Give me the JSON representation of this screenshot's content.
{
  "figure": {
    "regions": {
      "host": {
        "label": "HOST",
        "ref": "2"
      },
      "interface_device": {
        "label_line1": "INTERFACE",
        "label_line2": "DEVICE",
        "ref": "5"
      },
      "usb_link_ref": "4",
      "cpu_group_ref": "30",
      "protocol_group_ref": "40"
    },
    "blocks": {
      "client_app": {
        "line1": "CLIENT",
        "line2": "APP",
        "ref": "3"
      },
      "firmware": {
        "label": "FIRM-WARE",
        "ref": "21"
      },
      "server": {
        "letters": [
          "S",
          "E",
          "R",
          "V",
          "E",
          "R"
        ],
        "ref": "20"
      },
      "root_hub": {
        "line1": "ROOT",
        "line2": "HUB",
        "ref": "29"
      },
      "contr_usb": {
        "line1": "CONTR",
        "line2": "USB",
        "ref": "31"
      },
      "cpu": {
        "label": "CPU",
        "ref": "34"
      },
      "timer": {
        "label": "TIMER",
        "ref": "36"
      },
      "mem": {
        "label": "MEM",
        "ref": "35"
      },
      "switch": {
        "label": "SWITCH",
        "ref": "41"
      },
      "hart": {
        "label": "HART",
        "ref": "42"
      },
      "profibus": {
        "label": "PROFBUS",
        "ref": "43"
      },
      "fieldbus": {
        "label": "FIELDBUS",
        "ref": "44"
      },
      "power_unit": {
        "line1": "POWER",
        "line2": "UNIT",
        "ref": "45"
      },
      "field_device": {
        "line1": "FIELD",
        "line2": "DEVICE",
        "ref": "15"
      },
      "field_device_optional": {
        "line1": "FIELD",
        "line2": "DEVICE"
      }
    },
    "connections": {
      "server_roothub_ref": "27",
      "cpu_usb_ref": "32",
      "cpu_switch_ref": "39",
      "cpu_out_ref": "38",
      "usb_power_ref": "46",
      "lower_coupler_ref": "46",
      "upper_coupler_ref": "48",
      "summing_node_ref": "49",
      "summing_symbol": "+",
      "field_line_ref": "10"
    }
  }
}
....................
Task objective :: Repeat each record in full; every line must match exactly.

Final result ::
Give me the JSON representation of this screenshot's content.
{
  "figure": {
    "regions": {
      "host": {
        "label": "HOST",
        "ref": "2"
      },
      "interface_device": {
        "label_line1": "INTERFACE",
        "label_line2": "DEVICE",
        "ref": "5"
      },
      "usb_link_ref": "4",
      "cpu_group_ref": "30",
      "protocol_group_ref": "40"
    },
    "blocks": {
      "client_app": {
        "line1": "CLIENT",
        "line2": "APP",
        "ref": "3"
      },
      "firmware": {
        "label": "FIRM-WARE",
        "ref": "21"
      },
      "server": {
        "letters": [
          "S",
          "E",
          "R",
          "V",
          "E",
          "R"
        ],
        "ref": "20"
      },
      "root_hub": {
        "line1": "ROOT",
        "line2": "HUB",
        "ref": "29"
      },
      "contr_usb": {
        "line1": "CONTR",
        "line2": "USB",
        "ref": "31"
      },
      "cpu": {
        "label": "CPU",
        "ref": "34"
      },
      "timer": {
        "label": "TIMER",
        "ref": "36"
      },
      "mem": {
        "label": "MEM",
        "ref": "35"
      },
      "switch": {
        "label": "SWITCH",
        "ref": "41"
      },
      "hart": {
        "label": "HART",
        "ref": "42"
      },
      "profibus": {
        "label": "PROFBUS",
        "ref": "43"
      },
      "fieldbus": {
        "label": "FIELDBUS",
        "ref": "44"
      },
      "power_unit": {
        "line1": "POWER",
        "line2": "UNIT",
        "ref": "45"
      },
      "field_device": {
        "line1": "FIELD",
        "line2": "DEVICE",
        "ref": "15"
      },
      "field_device_optional": {
        "line1": "FIELD",
        "line2": "DEVICE"
      }
    },
    "connections": {
      "server_roothub_ref": "27",
      "cpu_usb_ref": "32",
      "cpu_switch_ref": "39",
      "cpu_out_ref": "38",
      "usb_power_ref": "46",
      "lower_coupler_ref": "46",
      "upper_coupler_ref": "48",
      "summing_node_ref": "49",
      "summing_symbol": "+",
      "field_line_ref": "10"
    }
  }
}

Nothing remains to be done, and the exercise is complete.